## Objective
Repeat the full listing, word for word.

## Source material
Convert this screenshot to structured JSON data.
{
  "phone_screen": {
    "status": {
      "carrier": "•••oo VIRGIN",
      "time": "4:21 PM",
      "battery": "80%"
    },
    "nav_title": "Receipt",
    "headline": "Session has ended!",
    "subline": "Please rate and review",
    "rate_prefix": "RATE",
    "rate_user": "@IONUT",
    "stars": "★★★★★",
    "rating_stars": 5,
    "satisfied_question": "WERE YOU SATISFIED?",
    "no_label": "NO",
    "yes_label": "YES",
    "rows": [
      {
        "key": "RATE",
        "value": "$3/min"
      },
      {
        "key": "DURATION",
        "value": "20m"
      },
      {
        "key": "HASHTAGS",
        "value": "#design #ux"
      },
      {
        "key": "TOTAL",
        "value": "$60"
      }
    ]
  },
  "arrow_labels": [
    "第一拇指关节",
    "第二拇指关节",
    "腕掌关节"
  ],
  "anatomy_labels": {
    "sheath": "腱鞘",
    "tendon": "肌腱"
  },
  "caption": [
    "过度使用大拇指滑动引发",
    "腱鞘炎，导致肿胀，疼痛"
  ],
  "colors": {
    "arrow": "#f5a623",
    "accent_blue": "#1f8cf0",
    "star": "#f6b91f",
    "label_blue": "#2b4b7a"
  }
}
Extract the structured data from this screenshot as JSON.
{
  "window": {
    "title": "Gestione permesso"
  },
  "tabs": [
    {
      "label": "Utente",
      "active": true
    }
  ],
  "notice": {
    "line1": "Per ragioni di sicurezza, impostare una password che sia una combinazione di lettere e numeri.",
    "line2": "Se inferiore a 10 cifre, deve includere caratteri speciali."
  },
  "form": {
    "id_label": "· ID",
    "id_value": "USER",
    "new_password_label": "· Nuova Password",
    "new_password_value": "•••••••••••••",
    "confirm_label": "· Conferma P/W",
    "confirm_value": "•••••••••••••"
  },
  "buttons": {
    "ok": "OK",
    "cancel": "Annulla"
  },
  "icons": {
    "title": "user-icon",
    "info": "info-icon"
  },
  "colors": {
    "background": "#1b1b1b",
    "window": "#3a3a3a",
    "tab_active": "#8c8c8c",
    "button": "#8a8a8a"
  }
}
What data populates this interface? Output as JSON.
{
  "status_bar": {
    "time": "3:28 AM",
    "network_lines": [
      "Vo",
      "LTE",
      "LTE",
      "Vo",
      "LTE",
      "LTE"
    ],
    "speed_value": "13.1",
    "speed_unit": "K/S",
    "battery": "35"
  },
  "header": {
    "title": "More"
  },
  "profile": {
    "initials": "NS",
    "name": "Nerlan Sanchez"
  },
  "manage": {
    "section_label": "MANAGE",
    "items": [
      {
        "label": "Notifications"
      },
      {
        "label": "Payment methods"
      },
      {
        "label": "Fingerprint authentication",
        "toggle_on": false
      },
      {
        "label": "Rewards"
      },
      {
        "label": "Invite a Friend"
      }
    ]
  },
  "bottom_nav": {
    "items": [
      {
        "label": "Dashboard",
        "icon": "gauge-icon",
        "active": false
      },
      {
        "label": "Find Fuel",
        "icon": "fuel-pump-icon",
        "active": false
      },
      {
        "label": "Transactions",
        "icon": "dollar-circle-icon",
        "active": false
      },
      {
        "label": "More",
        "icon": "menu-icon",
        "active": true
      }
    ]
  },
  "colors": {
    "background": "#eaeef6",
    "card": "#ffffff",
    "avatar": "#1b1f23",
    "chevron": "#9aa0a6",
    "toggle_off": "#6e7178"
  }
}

## Problem solution
Convert this screenshot to structured JSON data.
{
  "phone_screen": {
    "status": {
      "carrier": "•••oo VIRGIN",
      "time": "4:21 PM",
      "battery": "80%"
    },
    "nav_title": "Receipt",
    "headline": "Session has ended!",
    "subline": "Please rate and review",
    "rate_prefix": "RATE",
    "rate_user": "@IONUT",
    "stars": "★★★★★",
    "rating_stars": 5,
    "satisfied_question": "WERE YOU SATISFIED?",
    "no_label": "NO",
    "yes_label": "YES",
    "rows": [
      {
        "key": "RATE",
        "value": "$3/min"
      },
      {
        "key": "DURATION",
        "value": "20m"
      },
      {
        "key": "HASHTAGS",
        "value": "#design #ux"
      },
      {
        "key": "TOTAL",
        "value": "$60"
      }
    ]
  },
  "arrow_labels": [
    "第一拇指关节",
    "第二拇指关节",
    "腕掌关节"
  ],
  "anatomy_labels": {
    "sheath": "腱鞘",
    "tendon": "肌腱"
  },
  "caption": [
    "过度使用大拇指滑动引发",
    "腱鞘炎，导致肿胀，疼痛"
  ],
  "colors": {
    "arrow": "#f5a623",
    "accent_blue": "#1f8cf0",
    "star": "#f6b91f",
    "label_blue": "#2b4b7a"
  }
}
Extract the structured data from this screenshot as JSON.
{
  "window": {
    "title": "Gestione permesso"
  },
  "tabs": [
    {
      "label": "Utente",
      "active": true
    }
  ],
  "notice": {
    "line1": "Per ragioni di sicurezza, impostare una password che sia una combinazione di lettere e numeri.",
    "line2": "Se inferiore a 10 cifre, deve includere caratteri speciali."
  },
  "form": {
    "id_label": "· ID",
    "id_value": "USER",
    "new_password_label": "· Nuova Password",
    "new_password_value": "•••••••••••••",
    "confirm_label": "· Conferma P/W",
    "confirm_value": "•••••••••••••"
  },
  "buttons": {
    "ok": "OK",
    "cancel": "Annulla"
  },
  "icons": {
    "title": "user-icon",
    "info": "info-icon"
  },
  "colors": {
    "background": "#1b1b1b",
    "window": "#3a3a3a",
    "tab_active": "#8c8c8c",
    "button": "#8a8a8a"
  }
}
What data populates this interface? Output as JSON.
{
  "status_bar": {
    "time": "3:28 AM",
    "network_lines": [
      "Vo",
      "LTE",
      "LTE",
      "Vo",
      "LTE",
      "LTE"
    ],
    "speed_value": "13.1",
    "speed_unit": "K/S",
    "battery": "35"
  },
  "header": {
    "title": "More"
  },
  "profile": {
    "initials": "NS",
    "name": "Nerlan Sanchez"
  },
  "manage": {
    "section_label": "MANAGE",
    "items": [
      {
        "label": "Notifications"
      },
      {
        "label": "Payment methods"
      },
      {
        "label": "Fingerprint authentication",
        "toggle_on": false
      },
      {
        "label": "Rewards"
      },
      {
        "label": "Invite a Friend"
      }
    ]
  },
  "bottom_nav": {
    "items": [
      {
        "label": "Dashboard",
        "icon": "gauge-icon",
        "active": false
      },
      {
        "label": "Find Fuel",
        "icon": "fuel-pump-icon",
        "active": false
      },
      {
        "label": "Transactions",
        "icon": "dollar-circle-icon",
        "active": false
      },
      {
        "label": "More",
        "icon": "menu-icon",
        "active": true
      }
    ]
  },
  "colors": {
    "background": "#eaeef6",
    "card": "#ffffff",
    "avatar": "#1b1f23",
    "chevron": "#9aa0a6",
    "toggle_off": "#6e7178"
  }
}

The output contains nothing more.